* [Set task] Say only how many lines contain the word "Consumption".

* [Entries provided]
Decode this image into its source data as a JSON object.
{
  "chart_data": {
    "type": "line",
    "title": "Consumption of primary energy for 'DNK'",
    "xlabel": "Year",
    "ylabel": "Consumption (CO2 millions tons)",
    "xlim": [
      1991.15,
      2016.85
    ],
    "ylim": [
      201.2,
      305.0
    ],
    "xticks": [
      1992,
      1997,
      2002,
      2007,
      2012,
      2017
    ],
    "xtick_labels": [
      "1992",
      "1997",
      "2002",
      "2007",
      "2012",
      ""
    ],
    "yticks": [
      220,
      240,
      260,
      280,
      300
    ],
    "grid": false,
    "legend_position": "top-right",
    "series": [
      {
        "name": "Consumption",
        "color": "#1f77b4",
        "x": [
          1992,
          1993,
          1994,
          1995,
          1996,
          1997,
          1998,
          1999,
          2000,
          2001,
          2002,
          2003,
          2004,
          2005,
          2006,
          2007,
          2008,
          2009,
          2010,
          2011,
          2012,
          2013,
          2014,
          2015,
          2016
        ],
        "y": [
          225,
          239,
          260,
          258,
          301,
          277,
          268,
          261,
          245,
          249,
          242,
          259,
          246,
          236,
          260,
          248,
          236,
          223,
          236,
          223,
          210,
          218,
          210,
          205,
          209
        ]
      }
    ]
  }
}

* [Solution to this problem] 3